[Start ITEMS]

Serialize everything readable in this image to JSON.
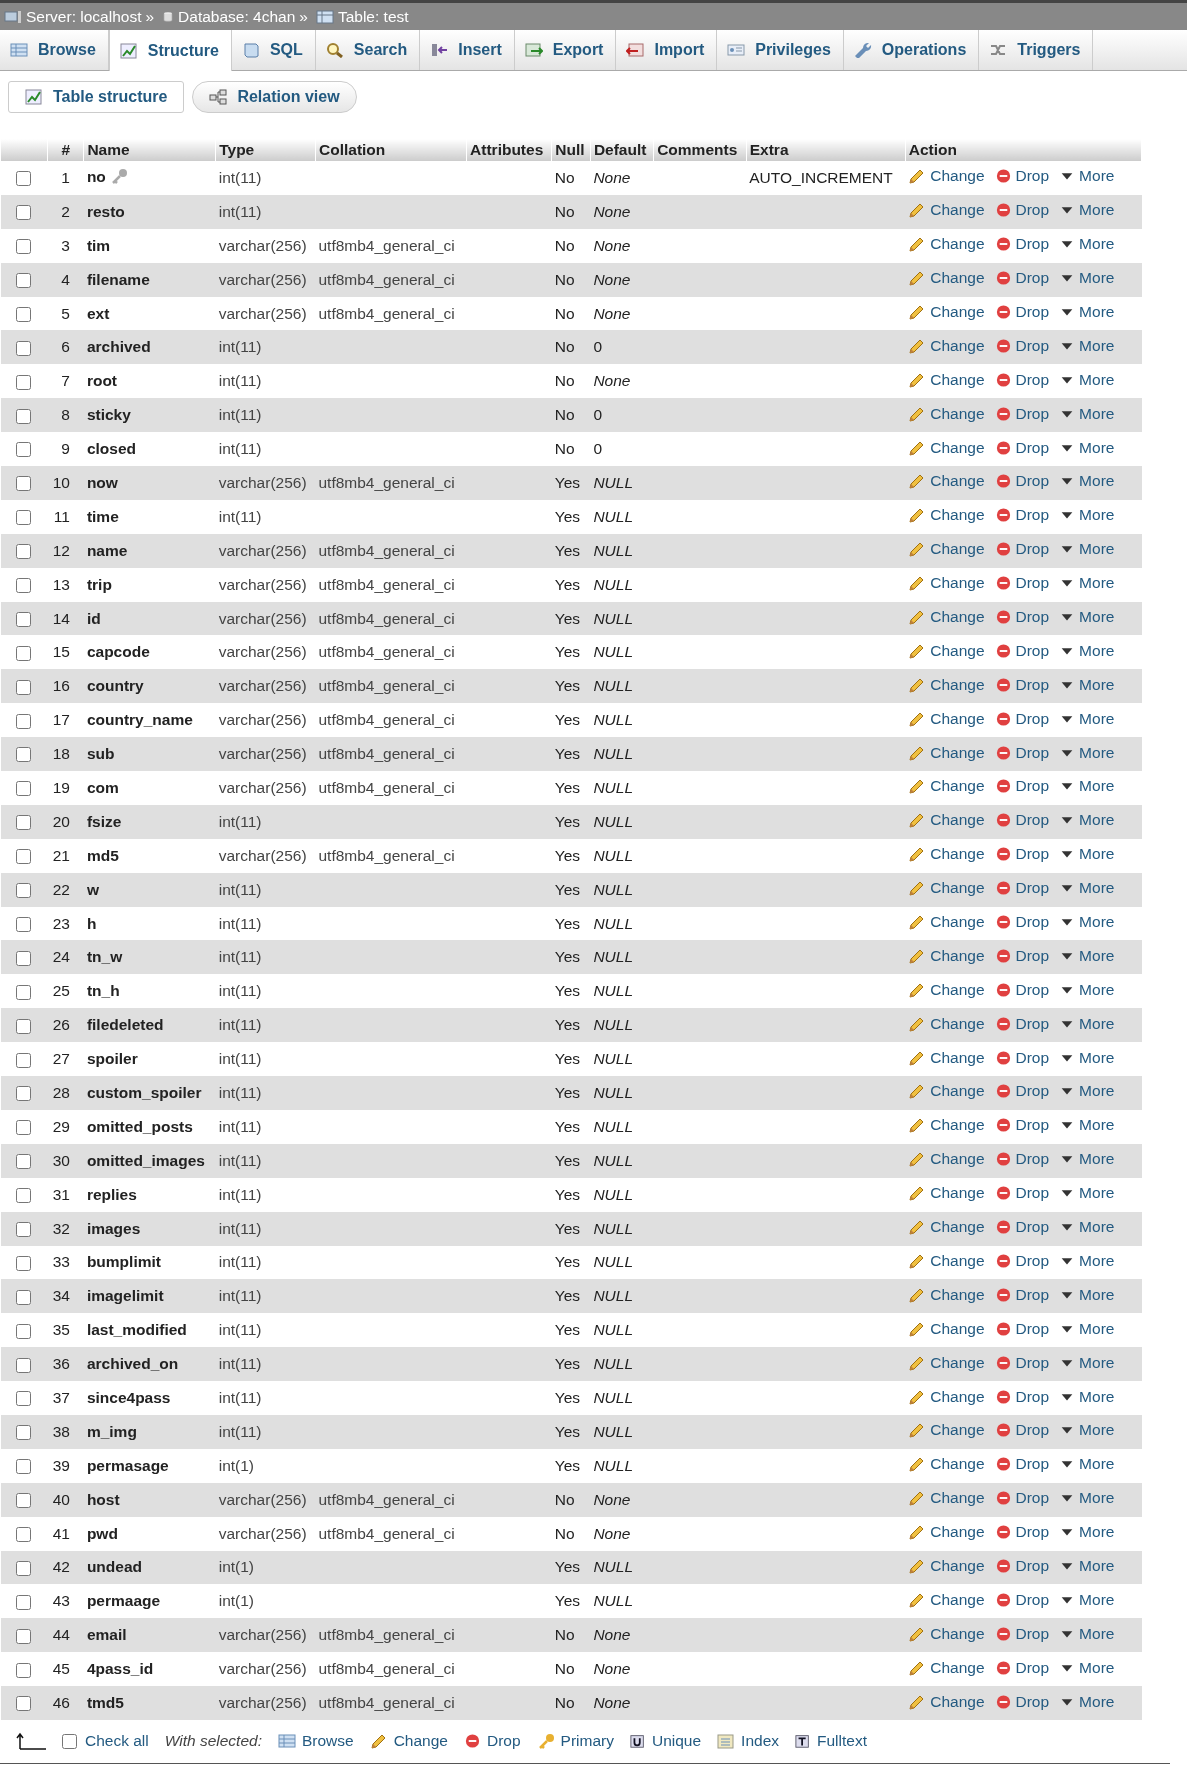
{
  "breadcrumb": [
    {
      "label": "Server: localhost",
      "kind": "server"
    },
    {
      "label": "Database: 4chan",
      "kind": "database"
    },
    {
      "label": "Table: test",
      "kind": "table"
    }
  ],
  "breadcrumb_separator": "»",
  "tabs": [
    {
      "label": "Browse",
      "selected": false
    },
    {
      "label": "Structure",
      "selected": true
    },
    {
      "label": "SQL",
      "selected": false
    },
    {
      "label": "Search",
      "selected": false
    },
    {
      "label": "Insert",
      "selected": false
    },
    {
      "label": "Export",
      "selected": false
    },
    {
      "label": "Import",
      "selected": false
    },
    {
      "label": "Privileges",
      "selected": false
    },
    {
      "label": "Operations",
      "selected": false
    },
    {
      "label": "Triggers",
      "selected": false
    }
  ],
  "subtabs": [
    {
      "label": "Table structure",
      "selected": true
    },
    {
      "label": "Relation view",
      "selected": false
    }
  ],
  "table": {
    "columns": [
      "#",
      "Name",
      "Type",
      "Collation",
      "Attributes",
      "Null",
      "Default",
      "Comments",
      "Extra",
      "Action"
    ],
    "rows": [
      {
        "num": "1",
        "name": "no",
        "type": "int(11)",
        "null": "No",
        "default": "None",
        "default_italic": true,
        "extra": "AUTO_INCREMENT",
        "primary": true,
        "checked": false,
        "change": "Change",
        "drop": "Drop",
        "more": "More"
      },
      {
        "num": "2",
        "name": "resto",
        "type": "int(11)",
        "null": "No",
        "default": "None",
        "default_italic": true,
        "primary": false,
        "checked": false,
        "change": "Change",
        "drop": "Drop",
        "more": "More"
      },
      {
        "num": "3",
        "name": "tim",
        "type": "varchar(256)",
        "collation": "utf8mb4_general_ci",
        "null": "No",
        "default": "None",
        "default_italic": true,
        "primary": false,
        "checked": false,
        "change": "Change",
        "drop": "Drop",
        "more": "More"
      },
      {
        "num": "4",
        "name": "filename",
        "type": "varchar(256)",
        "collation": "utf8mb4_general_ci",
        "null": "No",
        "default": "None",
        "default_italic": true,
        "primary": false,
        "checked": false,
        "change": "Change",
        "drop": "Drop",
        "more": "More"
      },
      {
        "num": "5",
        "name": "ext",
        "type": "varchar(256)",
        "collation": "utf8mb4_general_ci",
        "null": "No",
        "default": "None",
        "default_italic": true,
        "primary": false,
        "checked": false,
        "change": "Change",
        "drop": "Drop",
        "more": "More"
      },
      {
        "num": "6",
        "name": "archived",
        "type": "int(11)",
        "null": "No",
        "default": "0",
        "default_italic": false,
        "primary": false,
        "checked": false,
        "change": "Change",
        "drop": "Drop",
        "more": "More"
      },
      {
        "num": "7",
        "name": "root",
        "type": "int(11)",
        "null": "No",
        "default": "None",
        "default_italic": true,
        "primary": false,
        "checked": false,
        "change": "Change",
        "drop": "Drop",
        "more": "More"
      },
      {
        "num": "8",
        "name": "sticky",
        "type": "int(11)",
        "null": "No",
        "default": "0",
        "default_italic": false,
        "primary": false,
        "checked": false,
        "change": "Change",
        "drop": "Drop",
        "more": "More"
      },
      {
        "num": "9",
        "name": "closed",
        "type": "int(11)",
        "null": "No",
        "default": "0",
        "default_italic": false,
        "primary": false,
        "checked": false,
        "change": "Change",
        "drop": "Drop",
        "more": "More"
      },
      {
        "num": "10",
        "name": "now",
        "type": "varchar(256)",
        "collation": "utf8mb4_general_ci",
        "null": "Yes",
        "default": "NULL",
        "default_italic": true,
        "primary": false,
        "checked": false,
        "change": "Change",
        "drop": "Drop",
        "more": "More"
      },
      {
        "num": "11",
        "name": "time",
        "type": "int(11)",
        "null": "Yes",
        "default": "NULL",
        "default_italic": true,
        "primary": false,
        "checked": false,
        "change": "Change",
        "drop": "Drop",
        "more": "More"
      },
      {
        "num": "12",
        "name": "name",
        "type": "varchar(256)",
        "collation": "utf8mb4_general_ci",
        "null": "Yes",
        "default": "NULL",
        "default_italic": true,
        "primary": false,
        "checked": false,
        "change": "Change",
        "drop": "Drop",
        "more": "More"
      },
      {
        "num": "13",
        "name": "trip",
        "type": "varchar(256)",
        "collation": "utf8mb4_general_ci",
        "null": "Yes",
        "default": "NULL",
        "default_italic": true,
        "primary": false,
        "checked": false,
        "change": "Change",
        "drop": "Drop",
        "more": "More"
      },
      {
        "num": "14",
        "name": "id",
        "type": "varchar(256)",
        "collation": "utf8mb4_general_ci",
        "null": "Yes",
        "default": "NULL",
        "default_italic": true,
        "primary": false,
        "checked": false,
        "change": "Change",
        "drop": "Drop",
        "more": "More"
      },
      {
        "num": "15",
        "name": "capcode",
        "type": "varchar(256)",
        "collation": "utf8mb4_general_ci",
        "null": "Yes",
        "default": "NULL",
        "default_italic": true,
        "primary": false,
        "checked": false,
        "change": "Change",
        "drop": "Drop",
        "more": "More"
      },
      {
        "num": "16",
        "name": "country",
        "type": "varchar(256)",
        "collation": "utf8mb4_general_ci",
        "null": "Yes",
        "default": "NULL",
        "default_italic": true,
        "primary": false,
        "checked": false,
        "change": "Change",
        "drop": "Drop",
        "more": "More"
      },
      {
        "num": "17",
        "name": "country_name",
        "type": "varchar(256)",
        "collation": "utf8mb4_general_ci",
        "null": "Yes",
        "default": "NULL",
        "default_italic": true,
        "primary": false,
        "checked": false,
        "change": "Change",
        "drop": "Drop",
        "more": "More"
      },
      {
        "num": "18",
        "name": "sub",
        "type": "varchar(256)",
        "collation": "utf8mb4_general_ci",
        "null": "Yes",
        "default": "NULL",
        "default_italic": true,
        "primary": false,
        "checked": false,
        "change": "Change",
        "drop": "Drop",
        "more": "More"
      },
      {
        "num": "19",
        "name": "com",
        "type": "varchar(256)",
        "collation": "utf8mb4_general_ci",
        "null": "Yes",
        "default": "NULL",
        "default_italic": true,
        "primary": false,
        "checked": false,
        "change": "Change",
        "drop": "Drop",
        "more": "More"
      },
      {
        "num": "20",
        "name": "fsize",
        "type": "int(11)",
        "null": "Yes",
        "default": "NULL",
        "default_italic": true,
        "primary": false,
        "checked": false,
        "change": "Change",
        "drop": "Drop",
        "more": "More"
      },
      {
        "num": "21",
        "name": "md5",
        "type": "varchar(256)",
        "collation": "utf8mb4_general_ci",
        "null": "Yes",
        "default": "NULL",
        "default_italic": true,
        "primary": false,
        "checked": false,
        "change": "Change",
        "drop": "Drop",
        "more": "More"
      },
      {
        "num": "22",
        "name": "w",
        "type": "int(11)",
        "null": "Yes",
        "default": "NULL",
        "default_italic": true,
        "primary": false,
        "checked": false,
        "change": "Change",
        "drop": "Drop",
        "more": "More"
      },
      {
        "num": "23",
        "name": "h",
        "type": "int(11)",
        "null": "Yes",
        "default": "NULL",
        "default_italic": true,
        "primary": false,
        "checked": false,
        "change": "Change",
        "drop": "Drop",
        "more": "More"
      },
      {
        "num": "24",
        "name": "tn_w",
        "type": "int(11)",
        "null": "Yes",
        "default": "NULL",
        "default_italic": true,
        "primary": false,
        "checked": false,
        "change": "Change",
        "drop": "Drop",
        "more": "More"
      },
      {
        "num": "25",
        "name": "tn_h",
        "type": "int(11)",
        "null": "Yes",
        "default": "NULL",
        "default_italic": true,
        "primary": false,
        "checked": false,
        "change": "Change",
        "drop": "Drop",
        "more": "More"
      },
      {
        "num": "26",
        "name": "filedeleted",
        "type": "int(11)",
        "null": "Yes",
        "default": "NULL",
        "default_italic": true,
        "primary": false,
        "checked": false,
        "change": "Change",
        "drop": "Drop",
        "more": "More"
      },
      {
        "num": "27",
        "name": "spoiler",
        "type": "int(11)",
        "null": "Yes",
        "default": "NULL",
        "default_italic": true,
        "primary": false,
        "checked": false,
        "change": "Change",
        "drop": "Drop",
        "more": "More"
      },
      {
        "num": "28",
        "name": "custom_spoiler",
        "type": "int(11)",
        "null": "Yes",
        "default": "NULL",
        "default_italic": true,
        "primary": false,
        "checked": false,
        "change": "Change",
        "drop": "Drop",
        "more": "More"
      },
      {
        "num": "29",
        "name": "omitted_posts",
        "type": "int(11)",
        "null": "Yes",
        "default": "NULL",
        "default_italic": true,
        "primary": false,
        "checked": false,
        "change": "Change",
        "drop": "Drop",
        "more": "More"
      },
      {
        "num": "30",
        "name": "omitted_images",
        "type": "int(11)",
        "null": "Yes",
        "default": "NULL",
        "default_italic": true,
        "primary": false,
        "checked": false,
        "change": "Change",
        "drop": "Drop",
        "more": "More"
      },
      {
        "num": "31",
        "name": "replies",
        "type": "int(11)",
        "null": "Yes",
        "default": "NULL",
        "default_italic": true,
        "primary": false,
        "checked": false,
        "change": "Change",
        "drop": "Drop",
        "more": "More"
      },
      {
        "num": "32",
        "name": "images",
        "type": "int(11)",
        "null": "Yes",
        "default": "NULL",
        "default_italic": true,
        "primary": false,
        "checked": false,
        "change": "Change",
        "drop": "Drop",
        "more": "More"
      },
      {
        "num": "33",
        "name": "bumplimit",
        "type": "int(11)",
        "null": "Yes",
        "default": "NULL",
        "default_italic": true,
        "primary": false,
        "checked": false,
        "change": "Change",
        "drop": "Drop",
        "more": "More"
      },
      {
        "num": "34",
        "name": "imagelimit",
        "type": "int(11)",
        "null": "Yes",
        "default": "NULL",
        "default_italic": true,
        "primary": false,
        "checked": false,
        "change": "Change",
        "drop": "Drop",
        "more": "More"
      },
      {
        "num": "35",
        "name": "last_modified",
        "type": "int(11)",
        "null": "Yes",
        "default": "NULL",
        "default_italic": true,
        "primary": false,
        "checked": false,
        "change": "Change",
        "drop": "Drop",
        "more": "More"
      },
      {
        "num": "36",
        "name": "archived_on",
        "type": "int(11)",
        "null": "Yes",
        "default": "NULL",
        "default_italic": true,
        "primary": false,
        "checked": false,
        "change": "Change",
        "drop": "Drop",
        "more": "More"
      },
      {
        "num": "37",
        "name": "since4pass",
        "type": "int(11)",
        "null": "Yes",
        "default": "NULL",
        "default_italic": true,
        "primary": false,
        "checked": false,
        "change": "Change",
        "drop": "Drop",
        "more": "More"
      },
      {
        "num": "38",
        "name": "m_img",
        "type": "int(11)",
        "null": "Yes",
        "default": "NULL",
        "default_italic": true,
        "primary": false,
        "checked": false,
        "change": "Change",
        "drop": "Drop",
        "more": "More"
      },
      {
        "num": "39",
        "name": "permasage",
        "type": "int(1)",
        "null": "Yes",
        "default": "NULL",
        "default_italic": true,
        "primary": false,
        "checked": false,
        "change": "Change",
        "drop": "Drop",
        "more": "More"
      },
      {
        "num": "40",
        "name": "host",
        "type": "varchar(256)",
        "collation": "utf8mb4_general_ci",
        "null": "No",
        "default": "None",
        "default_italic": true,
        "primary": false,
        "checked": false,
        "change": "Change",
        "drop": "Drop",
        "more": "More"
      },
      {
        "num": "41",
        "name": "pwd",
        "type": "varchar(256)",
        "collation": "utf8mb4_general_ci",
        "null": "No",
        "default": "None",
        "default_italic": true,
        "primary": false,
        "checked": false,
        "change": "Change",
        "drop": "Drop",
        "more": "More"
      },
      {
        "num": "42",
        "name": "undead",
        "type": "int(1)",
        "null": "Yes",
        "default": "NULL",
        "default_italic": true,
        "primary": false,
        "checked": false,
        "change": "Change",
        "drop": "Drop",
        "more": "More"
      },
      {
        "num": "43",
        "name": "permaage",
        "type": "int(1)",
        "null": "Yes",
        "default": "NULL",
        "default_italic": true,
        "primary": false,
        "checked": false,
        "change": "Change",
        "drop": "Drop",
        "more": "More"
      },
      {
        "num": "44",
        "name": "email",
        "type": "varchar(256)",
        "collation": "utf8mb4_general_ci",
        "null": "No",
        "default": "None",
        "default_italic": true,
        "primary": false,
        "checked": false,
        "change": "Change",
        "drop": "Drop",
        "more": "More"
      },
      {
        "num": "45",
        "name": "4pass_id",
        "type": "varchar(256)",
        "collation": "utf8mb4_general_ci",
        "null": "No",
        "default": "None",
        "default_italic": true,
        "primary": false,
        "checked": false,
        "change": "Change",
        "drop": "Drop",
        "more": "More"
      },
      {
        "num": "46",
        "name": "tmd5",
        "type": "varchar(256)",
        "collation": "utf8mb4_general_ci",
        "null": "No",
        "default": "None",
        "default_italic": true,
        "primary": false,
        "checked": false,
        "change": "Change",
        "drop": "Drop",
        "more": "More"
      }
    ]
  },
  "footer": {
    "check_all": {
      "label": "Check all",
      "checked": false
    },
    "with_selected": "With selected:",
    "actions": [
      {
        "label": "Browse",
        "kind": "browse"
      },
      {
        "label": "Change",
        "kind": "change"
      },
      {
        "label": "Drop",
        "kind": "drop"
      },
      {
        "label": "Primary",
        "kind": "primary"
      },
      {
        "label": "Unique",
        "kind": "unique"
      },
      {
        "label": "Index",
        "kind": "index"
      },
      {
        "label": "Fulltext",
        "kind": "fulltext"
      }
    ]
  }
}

[End ITEMS]
[Start ITEMS]

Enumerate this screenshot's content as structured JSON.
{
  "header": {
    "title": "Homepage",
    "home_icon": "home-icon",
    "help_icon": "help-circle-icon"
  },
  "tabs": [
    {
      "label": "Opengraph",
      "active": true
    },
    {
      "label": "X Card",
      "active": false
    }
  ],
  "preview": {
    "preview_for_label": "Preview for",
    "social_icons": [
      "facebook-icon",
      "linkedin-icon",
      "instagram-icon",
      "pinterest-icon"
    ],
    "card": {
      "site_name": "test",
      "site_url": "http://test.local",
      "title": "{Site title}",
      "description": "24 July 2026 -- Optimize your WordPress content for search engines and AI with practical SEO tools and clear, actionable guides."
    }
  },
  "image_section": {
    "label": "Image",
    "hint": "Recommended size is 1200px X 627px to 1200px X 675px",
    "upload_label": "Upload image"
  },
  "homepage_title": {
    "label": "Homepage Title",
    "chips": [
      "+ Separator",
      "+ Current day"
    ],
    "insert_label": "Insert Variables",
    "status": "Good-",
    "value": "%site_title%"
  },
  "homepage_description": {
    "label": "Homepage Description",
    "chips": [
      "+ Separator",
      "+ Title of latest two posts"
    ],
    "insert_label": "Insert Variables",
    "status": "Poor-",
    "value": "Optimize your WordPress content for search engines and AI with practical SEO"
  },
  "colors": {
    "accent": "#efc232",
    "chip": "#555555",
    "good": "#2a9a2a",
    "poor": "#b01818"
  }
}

[End ITEMS]
[Start ITEMS]

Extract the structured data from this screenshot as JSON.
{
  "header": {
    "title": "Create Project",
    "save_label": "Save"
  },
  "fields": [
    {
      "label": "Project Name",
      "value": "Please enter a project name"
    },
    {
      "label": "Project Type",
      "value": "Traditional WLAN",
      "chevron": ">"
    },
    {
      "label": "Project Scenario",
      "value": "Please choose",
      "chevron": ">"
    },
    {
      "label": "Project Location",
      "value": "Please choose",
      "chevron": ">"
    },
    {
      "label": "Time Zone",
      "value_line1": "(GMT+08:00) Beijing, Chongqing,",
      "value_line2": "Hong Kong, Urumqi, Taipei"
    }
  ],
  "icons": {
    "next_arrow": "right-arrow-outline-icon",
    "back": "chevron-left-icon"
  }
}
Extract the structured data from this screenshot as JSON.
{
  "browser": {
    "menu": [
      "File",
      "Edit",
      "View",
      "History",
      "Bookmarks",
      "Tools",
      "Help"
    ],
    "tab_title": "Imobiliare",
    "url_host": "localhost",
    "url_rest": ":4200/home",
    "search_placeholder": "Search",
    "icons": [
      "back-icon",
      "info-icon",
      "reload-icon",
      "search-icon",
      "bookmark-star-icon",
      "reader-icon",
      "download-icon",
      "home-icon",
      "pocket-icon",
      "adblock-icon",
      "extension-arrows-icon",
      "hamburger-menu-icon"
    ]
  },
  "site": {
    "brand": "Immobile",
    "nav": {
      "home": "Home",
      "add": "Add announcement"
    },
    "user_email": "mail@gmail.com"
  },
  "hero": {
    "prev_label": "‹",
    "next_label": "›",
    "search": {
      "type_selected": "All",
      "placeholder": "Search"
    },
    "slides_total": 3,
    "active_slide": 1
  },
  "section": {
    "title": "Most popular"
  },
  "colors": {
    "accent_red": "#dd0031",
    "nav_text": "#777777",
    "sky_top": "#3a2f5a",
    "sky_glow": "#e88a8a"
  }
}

[End ITEMS]

*REQUIREMENT*
Pull out every line of the records that includes the string "localhost".

*THE REPLY*
      "label": "Server: localhost",
    "url_host": "localhost",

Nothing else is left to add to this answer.